■ Problem requirements
Set down each line of the material that follows, exactly, with no pictures.

■ Stored data
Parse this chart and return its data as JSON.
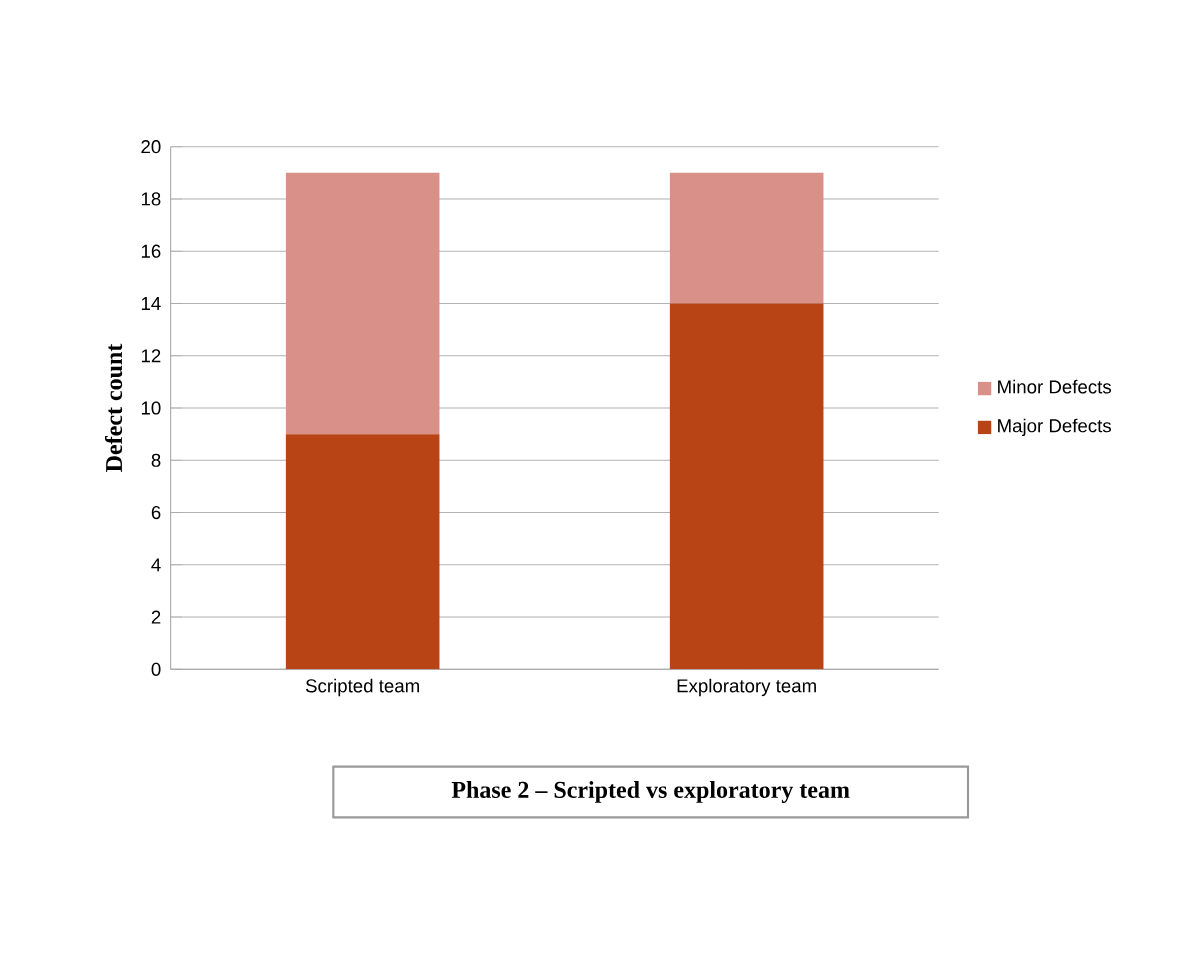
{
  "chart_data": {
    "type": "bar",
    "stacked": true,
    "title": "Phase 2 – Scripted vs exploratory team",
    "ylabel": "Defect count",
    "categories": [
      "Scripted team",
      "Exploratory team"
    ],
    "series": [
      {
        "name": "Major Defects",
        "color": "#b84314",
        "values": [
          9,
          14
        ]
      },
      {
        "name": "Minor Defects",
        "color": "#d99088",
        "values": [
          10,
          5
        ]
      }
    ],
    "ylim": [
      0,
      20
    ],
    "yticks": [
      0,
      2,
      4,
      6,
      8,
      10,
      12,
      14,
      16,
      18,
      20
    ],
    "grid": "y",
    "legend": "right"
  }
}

■ Task output
Parse this chart and return its data as JSON.
{
  "chart_data": {
    "type": "bar",
    "stacked": true,
    "title": "Phase 2 – Scripted vs exploratory team",
    "ylabel": "Defect count",
    "categories": [
      "Scripted team",
      "Exploratory team"
    ],
    "series": [
      {
        "name": "Major Defects",
        "color": "#b84314",
        "values": [
          9,
          14
        ]
      },
      {
        "name": "Minor Defects",
        "color": "#d99088",
        "values": [
          10,
          5
        ]
      }
    ],
    "ylim": [
      0,
      20
    ],
    "yticks": [
      0,
      2,
      4,
      6,
      8,
      10,
      12,
      14,
      16,
      18,
      20
    ],
    "grid": "y",
    "legend": "right"
  }
}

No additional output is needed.